▼

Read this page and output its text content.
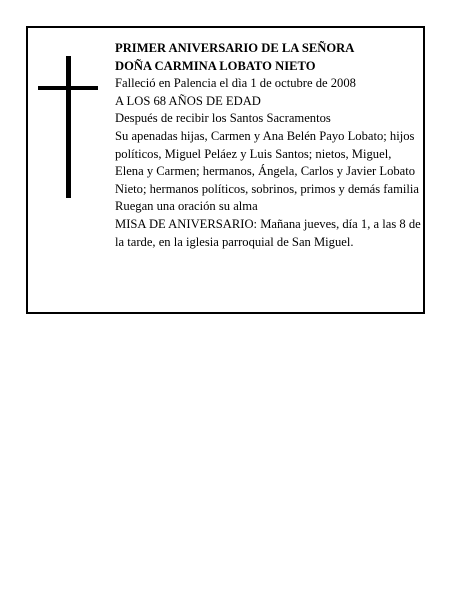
PRIMER ANIVERSARIO DE LA SEÑORA

DOÑA CARMINA LOBATO NIETO

Falleció en Palencia el dìa 1 de octubre de 2008

A LOS 68 AÑOS DE EDAD

Después de recibir los Santos Sacramentos

Su apenadas hijas, Carmen y Ana Belén Payo Lobato; hijos políticos, Miguel Peláez y Luis Santos; nietos, Miguel, Elena y Carmen; hermanos, Ángela, Carlos y Javier Lobato Nieto; hermanos políticos, sobrinos, primos y demás familia

Ruegan una oración su alma

MISA DE ANIVERSARIO: Mañana jueves, día 1, a las 8 de la tarde, en la iglesia parroquial de San Miguel.
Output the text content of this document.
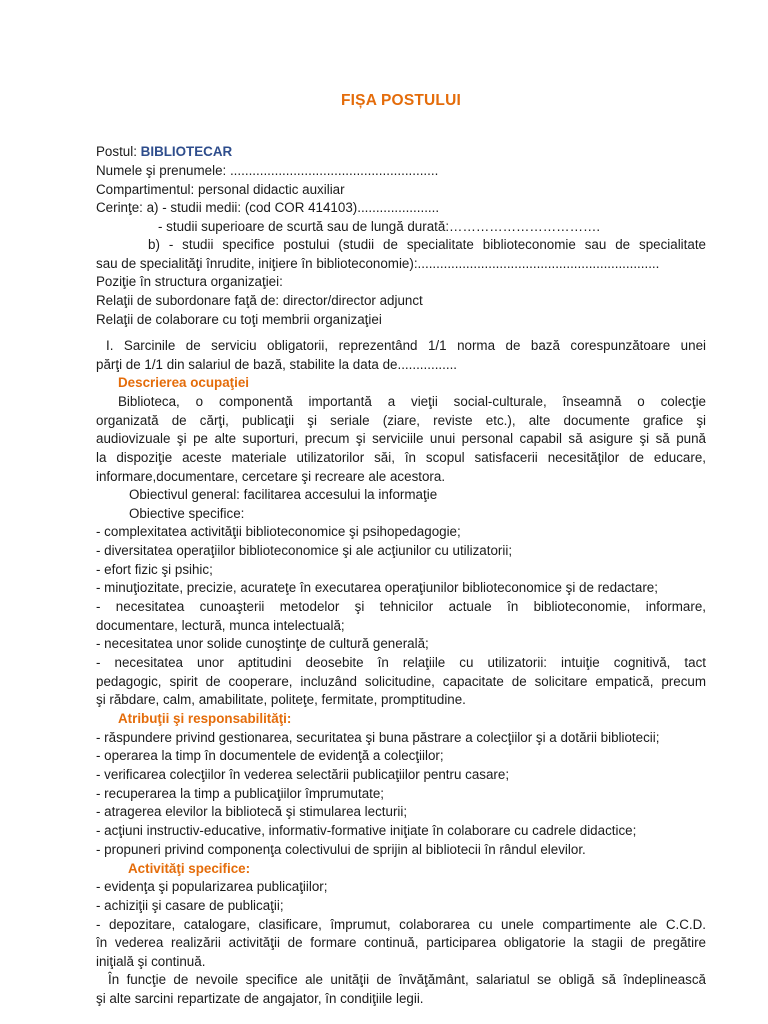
FIȘA POSTULUI
Postul: BIBLIOTECAR
Numele şi prenumele: ........................................................
Compartimentul: personal didactic auxiliar
Cerinţe: a) - studii medii: (cod COR 414103)......................
- studii superioare de scurtă sau de lungă durată:…………………………….
b) - studii specifice postului (studii de specialitate biblioteconomie sau de specialitate
sau de specialităţi înrudite, iniţiere în biblioteconomie):.................................................................
Poziţie în structura organizaţiei:
Relaţii de subordonare faţă de: director/director adjunct
Relaţii de colaborare cu toţi membrii organizaţiei
I. Sarcinile de serviciu obligatorii, reprezentând 1/1 norma de bază corespunzătoare unei
părţi de 1/1 din salariul de bază, stabilite la data de................
Descrierea ocupaţiei
Biblioteca, o componentă importantă a vieţii social-culturale, înseamnă o colecţie
organizată de cărţi, publicaţii şi seriale (ziare, reviste etc.), alte documente grafice şi
audiovizuale şi pe alte suporturi, precum şi serviciile unui personal capabil să asigure şi să pună
la dispoziţie aceste materiale utilizatorilor săi, în scopul satisfacerii necesităţilor de educare,
informare,documentare, cercetare şi recreare ale acestora.
Obiectivul general: facilitarea accesului la informaţie
Obiective specifice:
- complexitatea activităţii biblioteconomice şi psihopedagogie;
- diversitatea operaţiilor biblioteconomice şi ale acţiunilor cu utilizatorii;
- efort fizic şi psihic;
- minuţiozitate, precizie, acurateţe în executarea operaţiunilor biblioteconomice şi de redactare;
- necesitatea cunoaşterii metodelor şi tehnicilor actuale în biblioteconomie, informare,
documentare, lectură, munca intelectuală;
- necesitatea unor solide cunoştinţe de cultură generală;
- necesitatea unor aptitudini deosebite în relaţiile cu utilizatorii: intuiţie cognitivă, tact
pedagogic, spirit de cooperare, incluzând solicitudine, capacitate de solicitare empatică, precum
şi răbdare, calm, amabilitate, politeţe, fermitate, promptitudine.
Atribuţii şi responsabilităţi:
- răspundere privind gestionarea, securitatea şi buna păstrare a colecţiilor şi a dotării bibliotecii;
- operarea la timp în documentele de evidenţă a colecţiilor;
- verificarea colecţiilor în vederea selectării publicaţiilor pentru casare;
- recuperarea la timp a publicaţiilor împrumutate;
- atragerea elevilor la bibliotecă şi stimularea lecturii;
- acţiuni instructiv-educative, informativ-formative iniţiate în colaborare cu cadrele didactice;
- propuneri privind componenţa colectivului de sprijin al bibliotecii în rândul elevilor.
Activităţi specifice:
- evidenţa şi popularizarea publicaţiilor;
- achiziţii şi casare de publicaţii;
- depozitare, catalogare, clasificare, împrumut, colaborarea cu unele compartimente ale C.C.D.
în vederea realizării activităţii de formare continuă, participarea obligatorie la stagii de pregătire
iniţială şi continuă.
În funcţie de nevoile specifice ale unităţii de învăţământ, salariatul se obligă să îndeplinească
şi alte sarcini repartizate de angajator, în condiţiile legii.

▲

Print all entries exactly. The images do not belong in the copy.

• _ANSWER TO THIS PROBLEM_:
Read this page and output its text content.
PRIMER ANIVERSARIO DE LA SEÑORA

DOÑA CARMINA LOBATO NIETO

Falleció en Palencia el dìa 1 de octubre de 2008

A LOS 68 AÑOS DE EDAD

Después de recibir los Santos Sacramentos

Su apenadas hijas, Carmen y Ana Belén Payo Lobato; hijos políticos, Miguel Peláez y Luis Santos; nietos, Miguel, Elena y Carmen; hermanos, Ángela, Carlos y Javier Lobato Nieto; hermanos políticos, sobrinos, primos y demás familia

Ruegan una oración su alma

MISA DE ANIVERSARIO: Mañana jueves, día 1, a las 8 de la tarde, en la iglesia parroquial de San Miguel.
Output the text content of this document.
FIȘA POSTULUI
Postul: BIBLIOTECAR
Numele şi prenumele: ........................................................
Compartimentul: personal didactic auxiliar
Cerinţe: a) - studii medii: (cod COR 414103)......................
- studii superioare de scurtă sau de lungă durată:…………………………….
b) - studii specifice postului (studii de specialitate biblioteconomie sau de specialitate
sau de specialităţi înrudite, iniţiere în biblioteconomie):.................................................................
Poziţie în structura organizaţiei:
Relaţii de subordonare faţă de: director/director adjunct
Relaţii de colaborare cu toţi membrii organizaţiei
I. Sarcinile de serviciu obligatorii, reprezentând 1/1 norma de bază corespunzătoare unei
părţi de 1/1 din salariul de bază, stabilite la data de................
Descrierea ocupaţiei
Biblioteca, o componentă importantă a vieţii social-culturale, înseamnă o colecţie
organizată de cărţi, publicaţii şi seriale (ziare, reviste etc.), alte documente grafice şi
audiovizuale şi pe alte suporturi, precum şi serviciile unui personal capabil să asigure şi să pună
la dispoziţie aceste materiale utilizatorilor săi, în scopul satisfacerii necesităţilor de educare,
informare,documentare, cercetare şi recreare ale acestora.
Obiectivul general: facilitarea accesului la informaţie
Obiective specifice:
- complexitatea activităţii biblioteconomice şi psihopedagogie;
- diversitatea operaţiilor biblioteconomice şi ale acţiunilor cu utilizatorii;
- efort fizic şi psihic;
- minuţiozitate, precizie, acurateţe în executarea operaţiunilor biblioteconomice şi de redactare;
- necesitatea cunoaşterii metodelor şi tehnicilor actuale în biblioteconomie, informare,
documentare, lectură, munca intelectuală;
- necesitatea unor solide cunoştinţe de cultură generală;
- necesitatea unor aptitudini deosebite în relaţiile cu utilizatorii: intuiţie cognitivă, tact
pedagogic, spirit de cooperare, incluzând solicitudine, capacitate de solicitare empatică, precum
şi răbdare, calm, amabilitate, politeţe, fermitate, promptitudine.
Atribuţii şi responsabilităţi:
- răspundere privind gestionarea, securitatea şi buna păstrare a colecţiilor şi a dotării bibliotecii;
- operarea la timp în documentele de evidenţă a colecţiilor;
- verificarea colecţiilor în vederea selectării publicaţiilor pentru casare;
- recuperarea la timp a publicaţiilor împrumutate;
- atragerea elevilor la bibliotecă şi stimularea lecturii;
- acţiuni instructiv-educative, informativ-formative iniţiate în colaborare cu cadrele didactice;
- propuneri privind componenţa colectivului de sprijin al bibliotecii în rândul elevilor.
Activităţi specifice:
- evidenţa şi popularizarea publicaţiilor;
- achiziţii şi casare de publicaţii;
- depozitare, catalogare, clasificare, împrumut, colaborarea cu unele compartimente ale C.C.D.
în vederea realizării activităţii de formare continuă, participarea obligatorie la stagii de pregătire
iniţială şi continuă.
În funcţie de nevoile specifice ale unităţii de învăţământ, salariatul se obligă să îndeplinească
şi alte sarcini repartizate de angajator, în condiţiile legii.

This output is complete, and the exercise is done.